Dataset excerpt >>
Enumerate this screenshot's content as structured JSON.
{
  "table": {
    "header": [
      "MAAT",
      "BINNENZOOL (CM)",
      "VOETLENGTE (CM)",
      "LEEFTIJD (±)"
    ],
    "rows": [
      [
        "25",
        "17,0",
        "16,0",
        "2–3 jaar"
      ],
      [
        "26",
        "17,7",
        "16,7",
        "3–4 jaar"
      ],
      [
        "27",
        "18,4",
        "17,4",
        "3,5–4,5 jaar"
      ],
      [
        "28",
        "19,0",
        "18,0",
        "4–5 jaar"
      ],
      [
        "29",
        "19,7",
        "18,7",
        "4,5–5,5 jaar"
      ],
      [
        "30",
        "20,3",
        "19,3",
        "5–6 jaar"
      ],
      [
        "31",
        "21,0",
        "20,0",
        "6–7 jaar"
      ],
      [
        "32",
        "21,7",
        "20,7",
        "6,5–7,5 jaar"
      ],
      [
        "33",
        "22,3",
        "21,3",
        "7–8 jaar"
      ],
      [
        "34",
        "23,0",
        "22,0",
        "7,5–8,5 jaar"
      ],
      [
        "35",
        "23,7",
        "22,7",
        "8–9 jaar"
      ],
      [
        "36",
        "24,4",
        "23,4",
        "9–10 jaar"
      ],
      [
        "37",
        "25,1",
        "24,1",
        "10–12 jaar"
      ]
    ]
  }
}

What you should do >> Every entry in the listing must be retyped exactly.

Task solution >>
Enumerate this screenshot's content as structured JSON.
{
  "table": {
    "header": [
      "MAAT",
      "BINNENZOOL (CM)",
      "VOETLENGTE (CM)",
      "LEEFTIJD (±)"
    ],
    "rows": [
      [
        "25",
        "17,0",
        "16,0",
        "2–3 jaar"
      ],
      [
        "26",
        "17,7",
        "16,7",
        "3–4 jaar"
      ],
      [
        "27",
        "18,4",
        "17,4",
        "3,5–4,5 jaar"
      ],
      [
        "28",
        "19,0",
        "18,0",
        "4–5 jaar"
      ],
      [
        "29",
        "19,7",
        "18,7",
        "4,5–5,5 jaar"
      ],
      [
        "30",
        "20,3",
        "19,3",
        "5–6 jaar"
      ],
      [
        "31",
        "21,0",
        "20,0",
        "6–7 jaar"
      ],
      [
        "32",
        "21,7",
        "20,7",
        "6,5–7,5 jaar"
      ],
      [
        "33",
        "22,3",
        "21,3",
        "7–8 jaar"
      ],
      [
        "34",
        "23,0",
        "22,0",
        "7,5–8,5 jaar"
      ],
      [
        "35",
        "23,7",
        "22,7",
        "8–9 jaar"
      ],
      [
        "36",
        "24,4",
        "23,4",
        "9–10 jaar"
      ],
      [
        "37",
        "25,1",
        "24,1",
        "10–12 jaar"
      ]
    ]
  }
}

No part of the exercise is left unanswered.